--- START Task input ---

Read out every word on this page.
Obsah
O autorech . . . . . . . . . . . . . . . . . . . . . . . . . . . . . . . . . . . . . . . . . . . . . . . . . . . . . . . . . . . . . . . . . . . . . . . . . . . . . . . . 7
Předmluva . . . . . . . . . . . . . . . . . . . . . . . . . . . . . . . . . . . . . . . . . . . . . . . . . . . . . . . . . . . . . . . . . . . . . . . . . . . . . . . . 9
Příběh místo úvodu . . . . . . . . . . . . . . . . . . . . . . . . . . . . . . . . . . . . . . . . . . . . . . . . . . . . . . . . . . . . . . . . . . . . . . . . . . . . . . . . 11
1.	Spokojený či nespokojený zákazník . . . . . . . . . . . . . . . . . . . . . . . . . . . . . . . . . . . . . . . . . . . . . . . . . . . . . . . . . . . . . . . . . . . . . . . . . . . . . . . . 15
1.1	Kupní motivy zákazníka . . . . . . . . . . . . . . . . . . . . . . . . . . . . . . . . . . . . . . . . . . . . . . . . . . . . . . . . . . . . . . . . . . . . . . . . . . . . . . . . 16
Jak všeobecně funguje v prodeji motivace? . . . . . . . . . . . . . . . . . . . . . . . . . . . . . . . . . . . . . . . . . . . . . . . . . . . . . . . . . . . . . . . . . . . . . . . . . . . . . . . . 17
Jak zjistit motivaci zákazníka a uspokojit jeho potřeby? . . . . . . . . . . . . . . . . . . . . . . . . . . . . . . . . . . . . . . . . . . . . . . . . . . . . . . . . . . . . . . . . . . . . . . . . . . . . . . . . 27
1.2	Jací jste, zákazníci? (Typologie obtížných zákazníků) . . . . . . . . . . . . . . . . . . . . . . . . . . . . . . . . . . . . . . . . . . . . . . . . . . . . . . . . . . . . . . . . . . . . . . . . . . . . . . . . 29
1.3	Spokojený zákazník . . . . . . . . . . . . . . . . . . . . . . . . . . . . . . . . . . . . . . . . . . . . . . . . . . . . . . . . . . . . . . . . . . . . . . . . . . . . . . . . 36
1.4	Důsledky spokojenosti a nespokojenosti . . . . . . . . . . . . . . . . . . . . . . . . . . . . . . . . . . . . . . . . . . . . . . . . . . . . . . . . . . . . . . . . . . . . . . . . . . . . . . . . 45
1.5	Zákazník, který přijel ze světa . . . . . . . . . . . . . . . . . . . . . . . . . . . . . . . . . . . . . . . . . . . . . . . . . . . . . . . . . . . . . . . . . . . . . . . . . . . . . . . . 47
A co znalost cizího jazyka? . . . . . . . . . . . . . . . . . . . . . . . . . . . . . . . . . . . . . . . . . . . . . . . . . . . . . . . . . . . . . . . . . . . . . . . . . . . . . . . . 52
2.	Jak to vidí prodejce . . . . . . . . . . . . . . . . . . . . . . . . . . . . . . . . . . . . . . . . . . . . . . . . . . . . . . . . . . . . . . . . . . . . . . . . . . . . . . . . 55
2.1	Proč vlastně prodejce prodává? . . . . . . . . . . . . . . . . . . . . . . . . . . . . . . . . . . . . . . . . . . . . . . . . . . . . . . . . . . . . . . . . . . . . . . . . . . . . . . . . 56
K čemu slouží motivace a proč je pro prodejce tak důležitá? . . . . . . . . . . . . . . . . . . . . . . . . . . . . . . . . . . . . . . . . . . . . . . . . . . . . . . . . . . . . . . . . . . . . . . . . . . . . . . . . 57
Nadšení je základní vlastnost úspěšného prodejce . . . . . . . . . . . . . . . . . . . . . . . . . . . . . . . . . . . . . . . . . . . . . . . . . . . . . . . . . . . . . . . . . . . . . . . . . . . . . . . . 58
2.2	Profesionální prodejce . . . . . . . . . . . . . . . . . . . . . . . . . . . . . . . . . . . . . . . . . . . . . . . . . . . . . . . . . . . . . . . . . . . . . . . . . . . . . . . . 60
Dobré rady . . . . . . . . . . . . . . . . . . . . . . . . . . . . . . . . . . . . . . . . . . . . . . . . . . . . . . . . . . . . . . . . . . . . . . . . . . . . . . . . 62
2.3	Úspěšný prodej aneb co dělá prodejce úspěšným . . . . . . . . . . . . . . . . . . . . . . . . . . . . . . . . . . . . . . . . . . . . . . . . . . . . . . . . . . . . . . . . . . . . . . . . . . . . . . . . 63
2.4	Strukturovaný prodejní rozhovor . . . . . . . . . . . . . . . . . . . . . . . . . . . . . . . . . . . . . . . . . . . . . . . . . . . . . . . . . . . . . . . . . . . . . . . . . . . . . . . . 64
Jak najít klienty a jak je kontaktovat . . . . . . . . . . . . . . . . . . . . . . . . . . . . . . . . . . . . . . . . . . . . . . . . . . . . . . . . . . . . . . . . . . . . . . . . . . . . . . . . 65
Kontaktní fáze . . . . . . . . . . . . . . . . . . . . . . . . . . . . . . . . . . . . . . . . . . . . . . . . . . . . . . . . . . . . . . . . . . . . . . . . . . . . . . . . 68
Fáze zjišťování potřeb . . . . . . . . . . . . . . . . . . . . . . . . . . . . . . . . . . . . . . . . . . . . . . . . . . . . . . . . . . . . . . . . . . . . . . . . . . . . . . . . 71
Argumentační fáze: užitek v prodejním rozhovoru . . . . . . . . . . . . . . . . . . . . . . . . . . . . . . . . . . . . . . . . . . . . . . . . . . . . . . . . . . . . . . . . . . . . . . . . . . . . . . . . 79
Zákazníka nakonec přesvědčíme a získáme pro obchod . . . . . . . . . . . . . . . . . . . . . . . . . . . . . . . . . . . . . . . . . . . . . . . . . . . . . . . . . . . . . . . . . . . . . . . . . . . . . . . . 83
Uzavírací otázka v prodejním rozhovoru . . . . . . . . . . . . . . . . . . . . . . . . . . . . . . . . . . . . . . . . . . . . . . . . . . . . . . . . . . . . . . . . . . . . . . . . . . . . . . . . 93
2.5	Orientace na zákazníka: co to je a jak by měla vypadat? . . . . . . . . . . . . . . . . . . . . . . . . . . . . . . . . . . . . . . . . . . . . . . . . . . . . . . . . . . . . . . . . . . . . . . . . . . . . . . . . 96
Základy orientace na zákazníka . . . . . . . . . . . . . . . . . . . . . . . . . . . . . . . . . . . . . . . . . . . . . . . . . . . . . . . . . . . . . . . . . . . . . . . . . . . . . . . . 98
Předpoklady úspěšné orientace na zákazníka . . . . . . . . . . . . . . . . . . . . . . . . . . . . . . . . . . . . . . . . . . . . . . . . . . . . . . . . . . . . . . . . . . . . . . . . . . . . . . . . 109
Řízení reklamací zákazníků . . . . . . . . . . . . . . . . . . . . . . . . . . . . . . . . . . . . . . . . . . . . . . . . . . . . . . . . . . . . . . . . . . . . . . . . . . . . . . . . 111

--- END Task input ---

*What you should do*.
Using the listing above, state the number of lines that hold "rozhovoru", with no other text.

*Correct output*.
2